* **INSTRUCTIONS FOR THE TASK**
Look through the data below. Collect every line where the word "persona" occurs.

* **DATA FOR THIS EXERCISE**

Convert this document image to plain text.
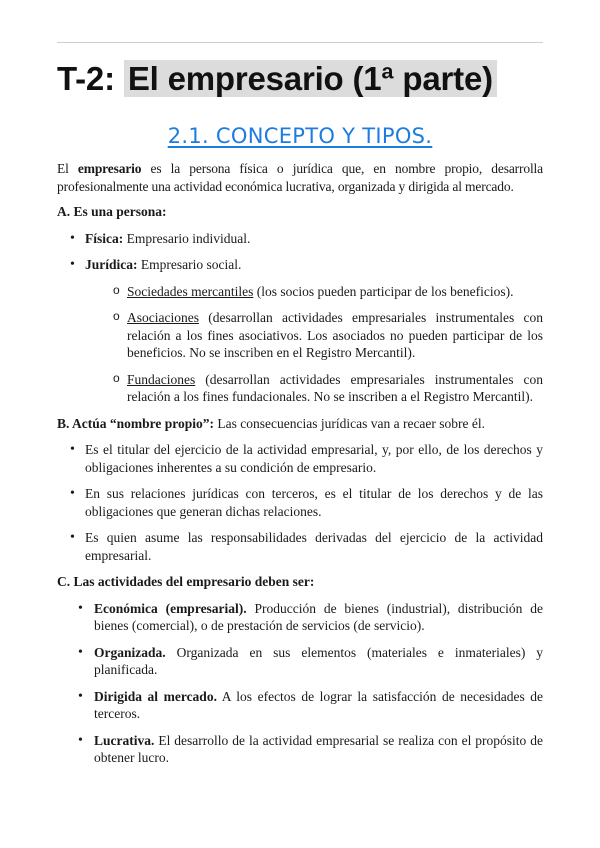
T-2: El empresario (1ª parte)
2.1. CONCEPTO Y TIPOS.

El empresario es la persona física o jurídica que, en nombre propio, desarrolla profesionalmente una actividad económica lucrativa, organizada y dirigida al mercado.

A. Es una persona:

• Física: Empresario individual.
• Jurídica: Empresario social.
o Sociedades mercantiles (los socios pueden participar de los beneficios).
o Asociaciones (desarrollan actividades empresariales instrumentales con relación a los fines asociativos. Los asociados no pueden participar de los beneficios. No se inscriben en el Registro Mercantil).
o Fundaciones (desarrollan actividades empresariales instrumentales con relación a los fines fundacionales. No se inscriben a el Registro Mercantil).

B. Actúa “nombre propio”: Las consecuencias jurídicas van a recaer sobre él.

• Es el titular del ejercicio de la actividad empresarial, y, por ello, de los derechos y obligaciones inherentes a su condición de empresario.
• En sus relaciones jurídicas con terceros, es el titular de los derechos y de las obligaciones que generan dichas relaciones.
• Es quien asume las responsabilidades derivadas del ejercicio de la actividad empresarial.

C. Las actividades del empresario deben ser:

• Económica (empresarial). Producción de bienes (industrial), distribución de bienes (comercial), o de prestación de servicios (de servicio).
• Organizada. Organizada en sus elementos (materiales e inmateriales) y planificada.
• Dirigida al mercado. A los efectos de lograr la satisfacción de necesidades de terceros.
• Lucrativa. El desarrollo de la actividad empresarial se realiza con el propósito de obtener lucro.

* **WRITTEN SOLUTION**
El empresario es la persona física o jurídica que, en nombre propio, desarrolla profesionalmente una actividad económica lucrativa, organizada y dirigida al mercado.
A. Es una persona:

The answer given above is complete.